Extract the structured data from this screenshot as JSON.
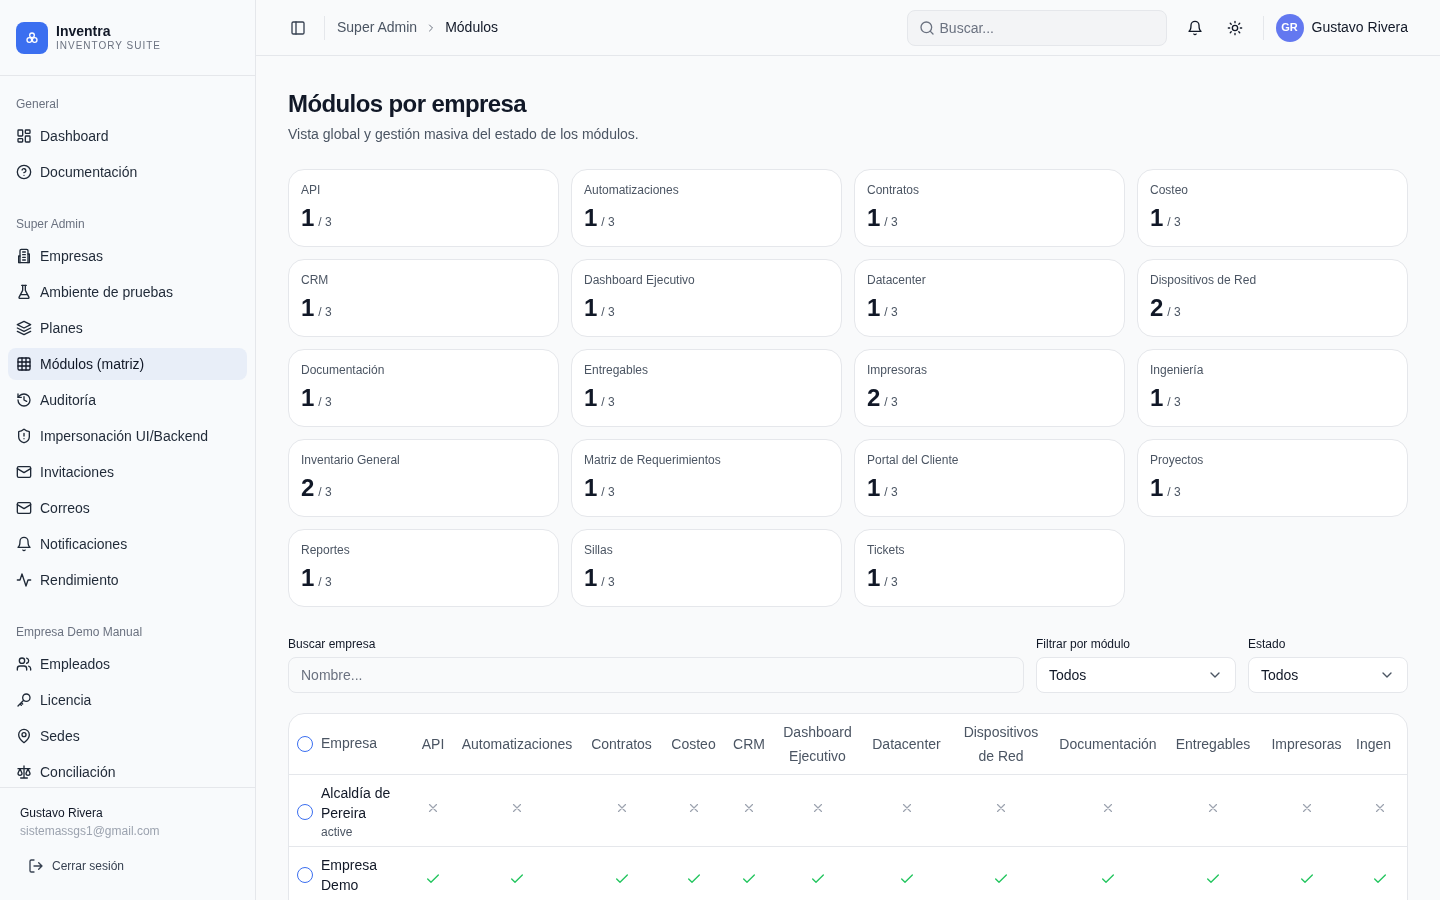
{
  "brand": {
    "name": "Inventra",
    "subtitle": "INVENTORY SUITE"
  },
  "sidebar": {
    "sections": [
      {
        "title": "General",
        "items": [
          {
            "label": "Dashboard",
            "selected": false
          },
          {
            "label": "Documentación",
            "selected": false
          }
        ]
      },
      {
        "title": "Super Admin",
        "items": [
          {
            "label": "Empresas",
            "selected": false
          },
          {
            "label": "Ambiente de pruebas",
            "selected": false
          },
          {
            "label": "Planes",
            "selected": false
          },
          {
            "label": "Módulos (matriz)",
            "selected": true
          },
          {
            "label": "Auditoría",
            "selected": false
          },
          {
            "label": "Impersonación UI/Backend",
            "selected": false
          },
          {
            "label": "Invitaciones",
            "selected": false
          },
          {
            "label": "Correos",
            "selected": false
          },
          {
            "label": "Notificaciones",
            "selected": false
          },
          {
            "label": "Rendimiento",
            "selected": false
          }
        ]
      },
      {
        "title": "Empresa Demo Manual",
        "items": [
          {
            "label": "Empleados",
            "selected": false
          },
          {
            "label": "Licencia",
            "selected": false
          },
          {
            "label": "Sedes",
            "selected": false
          },
          {
            "label": "Conciliación",
            "selected": false
          }
        ]
      }
    ],
    "user": {
      "name": "Gustavo Rivera",
      "email": "sistemassgs1@gmail.com"
    },
    "logout": "Cerrar sesión"
  },
  "topbar": {
    "breadcrumb": [
      "Super Admin",
      "Módulos"
    ],
    "search": {
      "placeholder": "Buscar..."
    },
    "avatar": "GR",
    "user": "Gustavo Rivera"
  },
  "page": {
    "title": "Módulos por empresa",
    "subtitle": "Vista global y gestión masiva del estado de los módulos."
  },
  "modules": [
    {
      "name": "API",
      "count": "1",
      "total": "/ 3"
    },
    {
      "name": "Automatizaciones",
      "count": "1",
      "total": "/ 3"
    },
    {
      "name": "Contratos",
      "count": "1",
      "total": "/ 3"
    },
    {
      "name": "Costeo",
      "count": "1",
      "total": "/ 3"
    },
    {
      "name": "CRM",
      "count": "1",
      "total": "/ 3"
    },
    {
      "name": "Dashboard Ejecutivo",
      "count": "1",
      "total": "/ 3"
    },
    {
      "name": "Datacenter",
      "count": "1",
      "total": "/ 3"
    },
    {
      "name": "Dispositivos de Red",
      "count": "2",
      "total": "/ 3"
    },
    {
      "name": "Documentación",
      "count": "1",
      "total": "/ 3"
    },
    {
      "name": "Entregables",
      "count": "1",
      "total": "/ 3"
    },
    {
      "name": "Impresoras",
      "count": "2",
      "total": "/ 3"
    },
    {
      "name": "Ingeniería",
      "count": "1",
      "total": "/ 3"
    },
    {
      "name": "Inventario General",
      "count": "2",
      "total": "/ 3"
    },
    {
      "name": "Matriz de Requerimientos",
      "count": "1",
      "total": "/ 3"
    },
    {
      "name": "Portal del Cliente",
      "count": "1",
      "total": "/ 3"
    },
    {
      "name": "Proyectos",
      "count": "1",
      "total": "/ 3"
    },
    {
      "name": "Reportes",
      "count": "1",
      "total": "/ 3"
    },
    {
      "name": "Sillas",
      "count": "1",
      "total": "/ 3"
    },
    {
      "name": "Tickets",
      "count": "1",
      "total": "/ 3"
    }
  ],
  "filters": {
    "search": {
      "label": "Buscar empresa",
      "placeholder": "Nombre..."
    },
    "module": {
      "label": "Filtrar por módulo",
      "value": "Todos"
    },
    "status": {
      "label": "Estado",
      "value": "Todos"
    }
  },
  "table": {
    "select_all": {
      "checked": false
    },
    "columns": [
      "Empresa",
      "API",
      "Automatizaciones",
      "Contratos",
      "Costeo",
      "CRM",
      "Dashboard Ejecutivo",
      "Datacenter",
      "Dispositivos de Red",
      "Documentación",
      "Entregables",
      "Impresoras",
      "Ingen"
    ],
    "rows": [
      {
        "name": "Alcaldía de Pereira",
        "status": "active",
        "checked": false,
        "cells": [
          false,
          false,
          false,
          false,
          false,
          false,
          false,
          false,
          false,
          false,
          false,
          false
        ]
      },
      {
        "name": "Empresa Demo",
        "checked": false,
        "cells": [
          true,
          true,
          true,
          true,
          true,
          true,
          true,
          true,
          true,
          true,
          true,
          true
        ]
      }
    ]
  }
}
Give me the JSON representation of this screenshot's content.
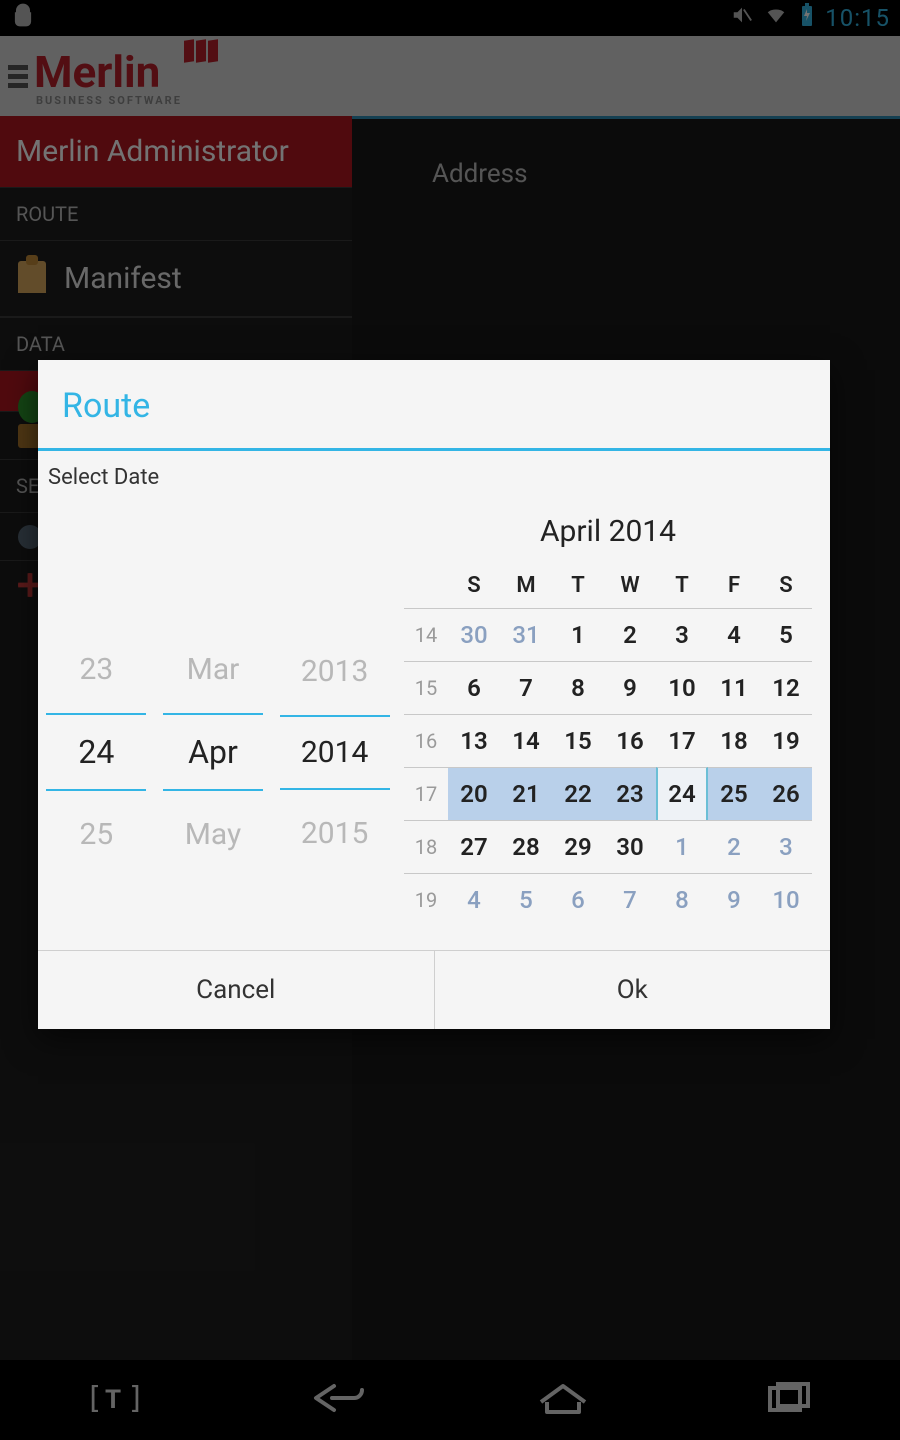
{
  "status": {
    "time": "10:15"
  },
  "brand": {
    "name": "Merlin",
    "tag": "BUSINESS SOFTWARE"
  },
  "sidebar": {
    "title": "Merlin Administrator",
    "sections": {
      "route_label": "ROUTE",
      "data_label": "DATA",
      "se_label": "SE"
    },
    "manifest": "Manifest"
  },
  "main": {
    "address_label": "Address"
  },
  "dialog": {
    "title": "Route",
    "subtitle": "Select Date",
    "picker": {
      "day": {
        "prev": "23",
        "sel": "24",
        "next": "25"
      },
      "month": {
        "prev": "Mar",
        "sel": "Apr",
        "next": "May"
      },
      "year": {
        "prev": "2013",
        "sel": "2014",
        "next": "2015"
      }
    },
    "calendar": {
      "title": "April 2014",
      "weekdays": [
        "S",
        "M",
        "T",
        "W",
        "T",
        "F",
        "S"
      ],
      "weeks": [
        {
          "wk": "14",
          "days": [
            {
              "n": "30",
              "dim": true
            },
            {
              "n": "31",
              "dim": true
            },
            {
              "n": "1"
            },
            {
              "n": "2"
            },
            {
              "n": "3"
            },
            {
              "n": "4"
            },
            {
              "n": "5"
            }
          ]
        },
        {
          "wk": "15",
          "days": [
            {
              "n": "6"
            },
            {
              "n": "7"
            },
            {
              "n": "8"
            },
            {
              "n": "9"
            },
            {
              "n": "10"
            },
            {
              "n": "11"
            },
            {
              "n": "12"
            }
          ]
        },
        {
          "wk": "16",
          "days": [
            {
              "n": "13"
            },
            {
              "n": "14"
            },
            {
              "n": "15"
            },
            {
              "n": "16"
            },
            {
              "n": "17"
            },
            {
              "n": "18"
            },
            {
              "n": "19"
            }
          ]
        },
        {
          "wk": "17",
          "days": [
            {
              "n": "20",
              "hl": true
            },
            {
              "n": "21",
              "hl": true
            },
            {
              "n": "22",
              "hl": true
            },
            {
              "n": "23",
              "hl": true
            },
            {
              "n": "24",
              "today": true
            },
            {
              "n": "25",
              "hl": true
            },
            {
              "n": "26",
              "hl": true
            }
          ]
        },
        {
          "wk": "18",
          "days": [
            {
              "n": "27"
            },
            {
              "n": "28"
            },
            {
              "n": "29"
            },
            {
              "n": "30"
            },
            {
              "n": "1",
              "dim": true
            },
            {
              "n": "2",
              "dim": true
            },
            {
              "n": "3",
              "dim": true
            }
          ]
        },
        {
          "wk": "19",
          "days": [
            {
              "n": "4",
              "dim": true
            },
            {
              "n": "5",
              "dim": true
            },
            {
              "n": "6",
              "dim": true
            },
            {
              "n": "7",
              "dim": true
            },
            {
              "n": "8",
              "dim": true
            },
            {
              "n": "9",
              "dim": true
            },
            {
              "n": "10",
              "dim": true
            }
          ]
        }
      ]
    },
    "actions": {
      "cancel": "Cancel",
      "ok": "Ok"
    }
  }
}
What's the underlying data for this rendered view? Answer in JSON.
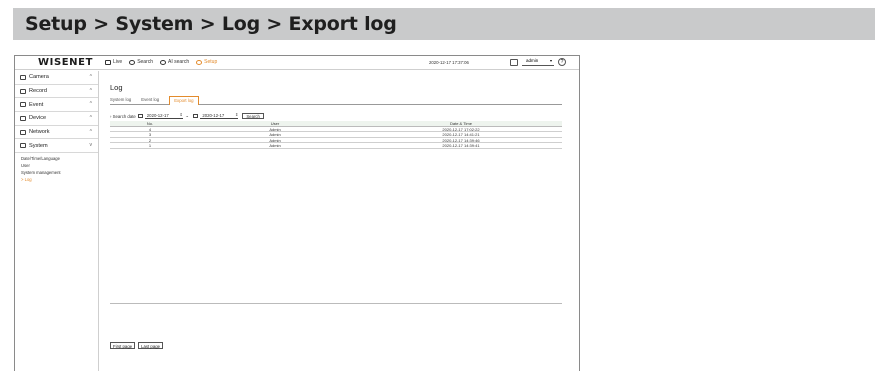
{
  "banner": {
    "title": "Setup > System > Log > Export log"
  },
  "topbar": {
    "logo": "WISENET",
    "nav": [
      {
        "label": "Live",
        "icon": "monitor-icon",
        "active": false
      },
      {
        "label": "Search",
        "icon": "search-icon",
        "active": false
      },
      {
        "label": "AI search",
        "icon": "ai-search-icon",
        "active": false
      },
      {
        "label": "Setup",
        "icon": "gear-icon",
        "active": true
      }
    ],
    "datetime": "2020-12-17 17:37:06",
    "user": "admin",
    "help": "?"
  },
  "sidebar": {
    "items": [
      {
        "label": "Camera",
        "icon": "camera-icon",
        "chevron": "^"
      },
      {
        "label": "Record",
        "icon": "record-icon",
        "chevron": "^"
      },
      {
        "label": "Event",
        "icon": "event-icon",
        "chevron": "^"
      },
      {
        "label": "Device",
        "icon": "device-icon",
        "chevron": "^"
      },
      {
        "label": "Network",
        "icon": "network-icon",
        "chevron": "^"
      },
      {
        "label": "System",
        "icon": "system-icon",
        "chevron": "v"
      }
    ],
    "submenu": [
      {
        "label": "Date/Time/Language",
        "active": false
      },
      {
        "label": "User",
        "active": false
      },
      {
        "label": "System management",
        "active": false
      },
      {
        "label": "> Log",
        "active": true
      }
    ]
  },
  "main": {
    "title": "Log",
    "tabs": [
      {
        "label": "System log",
        "active": false
      },
      {
        "label": "Event log",
        "active": false
      },
      {
        "label": "Export log",
        "active": true
      }
    ],
    "search": {
      "label": "› Search date",
      "from": "2020-12-17",
      "to": "2020-12-17",
      "button": "Search"
    },
    "table": {
      "headers": [
        "No.",
        "User",
        "Date & Time"
      ],
      "rows": [
        [
          "4",
          "Admin",
          "2020-12-17 17:02:22"
        ],
        [
          "3",
          "Admin",
          "2020-12-17 14:41:21"
        ],
        [
          "2",
          "Admin",
          "2020-12-17 14:39:46"
        ],
        [
          "1",
          "Admin",
          "2020-12-17 14:39:41"
        ]
      ]
    },
    "pager": {
      "first": "First page",
      "last": "Last page"
    }
  },
  "colors": {
    "accent": "#e38b2c",
    "banner": "#c9cacb",
    "header_row": "#eef4ee"
  }
}
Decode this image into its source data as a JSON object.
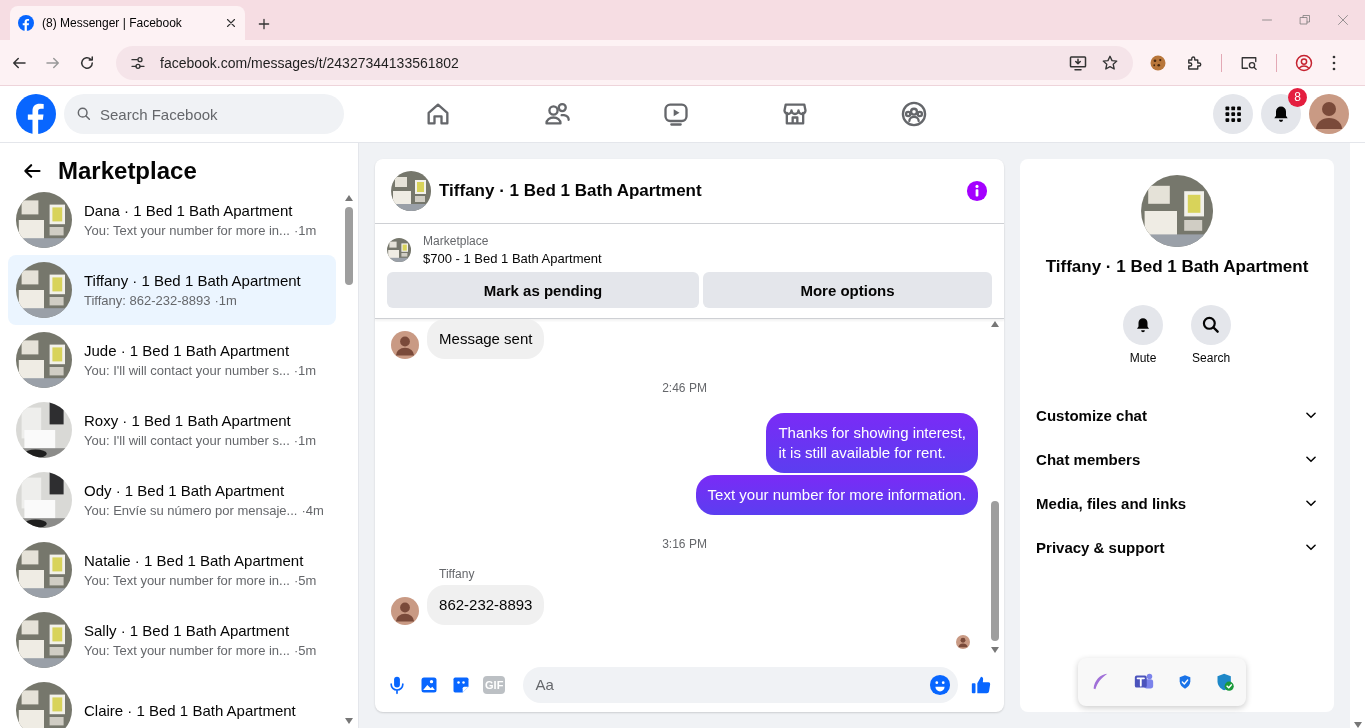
{
  "browser": {
    "tab_title": "(8) Messenger | Facebook",
    "url": "facebook.com/messages/t/24327344133561802"
  },
  "header": {
    "search": {
      "placeholder": "Search Facebook"
    },
    "notification_badge": "8"
  },
  "sidebar": {
    "title": "Marketplace",
    "conversations": [
      {
        "name": "Dana · 1 Bed 1 Bath Apartment",
        "preview": "You: Text your number for more in...",
        "time": "·1m",
        "selected": false
      },
      {
        "name": "Tiffany · 1 Bed 1 Bath Apartment",
        "preview": "Tiffany: 862-232-8893",
        "time": "·1m",
        "selected": true
      },
      {
        "name": "Jude · 1 Bed 1 Bath Apartment",
        "preview": "You: I'll will contact your number s...",
        "time": "·1m",
        "selected": false
      },
      {
        "name": "Roxy · 1 Bed 1 Bath Apartment",
        "preview": "You: I'll will contact your number s...",
        "time": "·1m",
        "selected": false
      },
      {
        "name": "Ody · 1 Bed 1 Bath Apartment",
        "preview": "You: Envíe su número por mensaje...",
        "time": "·4m",
        "selected": false
      },
      {
        "name": "Natalie · 1 Bed 1 Bath Apartment",
        "preview": "You: Text your number for more in...",
        "time": "·5m",
        "selected": false
      },
      {
        "name": "Sally · 1 Bed 1 Bath Apartment",
        "preview": "You: Text your number for more in...",
        "time": "·5m",
        "selected": false
      },
      {
        "name": "Claire · 1 Bed 1 Bath Apartment",
        "selected": false
      }
    ]
  },
  "chat": {
    "title": "Tiffany · 1 Bed 1 Bath Apartment",
    "listing": {
      "source": "Marketplace",
      "title": "$700 - 1 Bed 1 Bath Apartment"
    },
    "buttons": [
      "Mark as pending",
      "More options"
    ],
    "messages": [
      {
        "kind": "incoming",
        "text": "Message sent"
      },
      {
        "kind": "time",
        "text": "2:46 PM"
      },
      {
        "kind": "outgoing",
        "text": "Thanks for showing interest,\nit is still available for rent."
      },
      {
        "kind": "outgoing",
        "text": "Text your number for more information."
      },
      {
        "kind": "time",
        "text": "3:16 PM"
      },
      {
        "kind": "incoming",
        "sender": "Tiffany",
        "text": "862-232-8893"
      }
    ],
    "composer": {
      "gif": "GIF",
      "placeholder": "Aa"
    }
  },
  "details": {
    "name": "Tiffany · 1 Bed 1 Bath Apartment",
    "actions": [
      {
        "kind": "mute",
        "label": "Mute"
      },
      {
        "kind": "search",
        "label": "Search"
      }
    ],
    "sections": [
      {
        "label": "Customize chat",
        "expanded": false
      },
      {
        "label": "Chat members",
        "expanded": false
      },
      {
        "label": "Media, files and links",
        "expanded": false
      },
      {
        "label": "Privacy & support",
        "expanded": false
      }
    ]
  }
}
──────────
# What is needed
Find every line that has "messages" in it, then return those lines.

# Solution to this exercise
    "url": "facebook.com/messages/t/24327344133561802"
    "messages": [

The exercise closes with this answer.